§ **Exercise aim**: Do any lines in the data below contain "данных"? If so, copy every one of them.

Entries from a dataset:
--------------------------------------------------

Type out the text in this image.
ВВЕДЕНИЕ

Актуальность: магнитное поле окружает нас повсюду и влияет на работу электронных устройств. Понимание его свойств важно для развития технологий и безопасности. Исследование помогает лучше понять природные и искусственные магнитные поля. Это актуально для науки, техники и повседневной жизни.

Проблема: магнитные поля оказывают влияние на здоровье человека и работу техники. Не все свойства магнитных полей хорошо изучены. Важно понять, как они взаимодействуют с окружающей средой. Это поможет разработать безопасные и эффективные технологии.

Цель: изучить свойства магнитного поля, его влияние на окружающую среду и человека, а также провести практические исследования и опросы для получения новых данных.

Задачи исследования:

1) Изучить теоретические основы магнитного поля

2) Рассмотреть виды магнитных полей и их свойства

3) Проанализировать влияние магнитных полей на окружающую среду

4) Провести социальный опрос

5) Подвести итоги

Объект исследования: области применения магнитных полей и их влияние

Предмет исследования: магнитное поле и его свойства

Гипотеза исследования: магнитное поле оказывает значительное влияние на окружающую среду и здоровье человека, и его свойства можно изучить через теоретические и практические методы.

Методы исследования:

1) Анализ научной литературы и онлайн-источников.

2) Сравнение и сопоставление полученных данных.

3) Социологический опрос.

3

--------------------------------------------------

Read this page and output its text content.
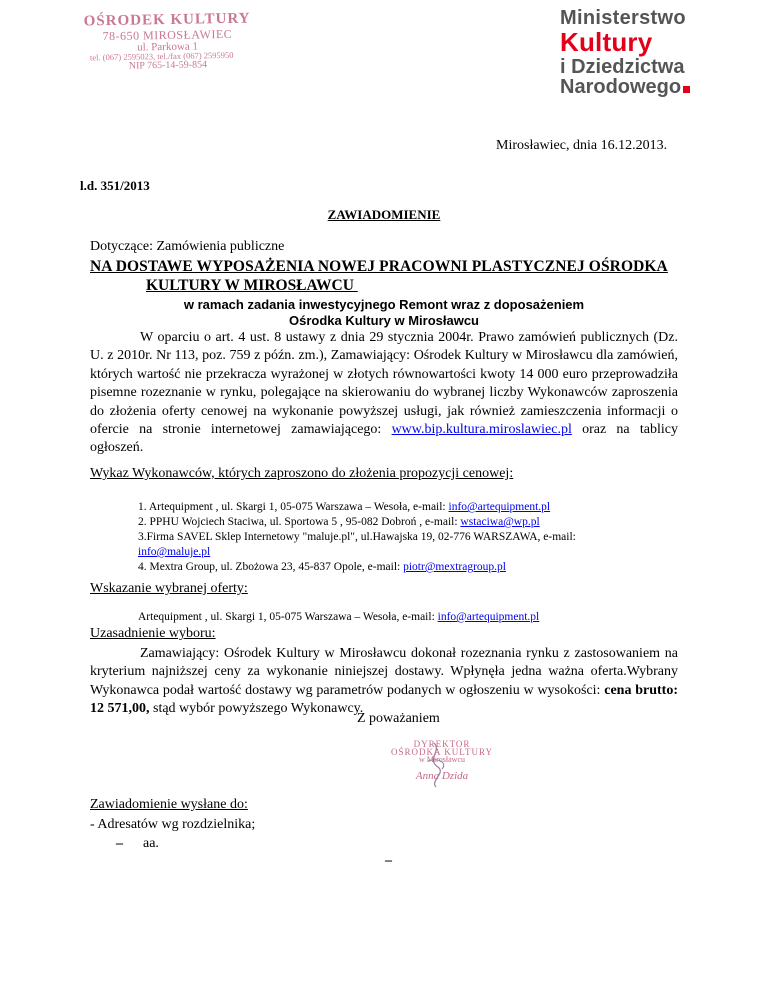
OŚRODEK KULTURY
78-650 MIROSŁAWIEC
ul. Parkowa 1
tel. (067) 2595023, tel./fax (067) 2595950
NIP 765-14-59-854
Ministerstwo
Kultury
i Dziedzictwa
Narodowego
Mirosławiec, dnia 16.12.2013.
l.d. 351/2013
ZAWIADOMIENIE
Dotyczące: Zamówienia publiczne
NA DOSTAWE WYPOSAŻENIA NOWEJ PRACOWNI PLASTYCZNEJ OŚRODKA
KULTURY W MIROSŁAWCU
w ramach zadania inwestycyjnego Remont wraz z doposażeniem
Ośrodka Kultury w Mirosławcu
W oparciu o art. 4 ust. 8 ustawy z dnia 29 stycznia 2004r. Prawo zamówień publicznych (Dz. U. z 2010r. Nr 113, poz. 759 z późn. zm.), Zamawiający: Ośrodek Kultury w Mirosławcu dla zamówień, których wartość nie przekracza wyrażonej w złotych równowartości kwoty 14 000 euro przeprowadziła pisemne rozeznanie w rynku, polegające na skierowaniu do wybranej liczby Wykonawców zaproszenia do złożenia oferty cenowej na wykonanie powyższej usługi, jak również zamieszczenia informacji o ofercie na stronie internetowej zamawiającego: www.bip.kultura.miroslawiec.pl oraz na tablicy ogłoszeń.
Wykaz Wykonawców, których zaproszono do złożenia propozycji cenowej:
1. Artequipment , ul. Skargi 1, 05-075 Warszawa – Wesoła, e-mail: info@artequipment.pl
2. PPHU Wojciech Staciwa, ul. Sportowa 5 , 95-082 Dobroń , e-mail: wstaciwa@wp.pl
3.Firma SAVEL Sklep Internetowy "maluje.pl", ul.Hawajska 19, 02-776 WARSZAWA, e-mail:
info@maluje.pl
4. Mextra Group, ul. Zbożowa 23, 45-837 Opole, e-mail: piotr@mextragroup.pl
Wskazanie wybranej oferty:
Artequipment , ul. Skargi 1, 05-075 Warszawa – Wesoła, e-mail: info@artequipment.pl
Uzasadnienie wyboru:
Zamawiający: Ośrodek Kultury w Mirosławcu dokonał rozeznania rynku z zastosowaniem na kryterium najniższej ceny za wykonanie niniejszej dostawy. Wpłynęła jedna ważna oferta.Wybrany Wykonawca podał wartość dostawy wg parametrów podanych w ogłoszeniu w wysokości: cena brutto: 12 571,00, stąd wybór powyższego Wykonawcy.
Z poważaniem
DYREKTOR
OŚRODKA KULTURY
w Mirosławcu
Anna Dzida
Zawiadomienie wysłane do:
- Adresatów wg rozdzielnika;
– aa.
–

--------------------------------------------------

§ **Expected answer**:
Цель: изучить свойства магнитного поля, его влияние на окружающую среду и человека, а также провести практические исследования и опросы для получения новых данных.
2) Сравнение и сопоставление полученных данных.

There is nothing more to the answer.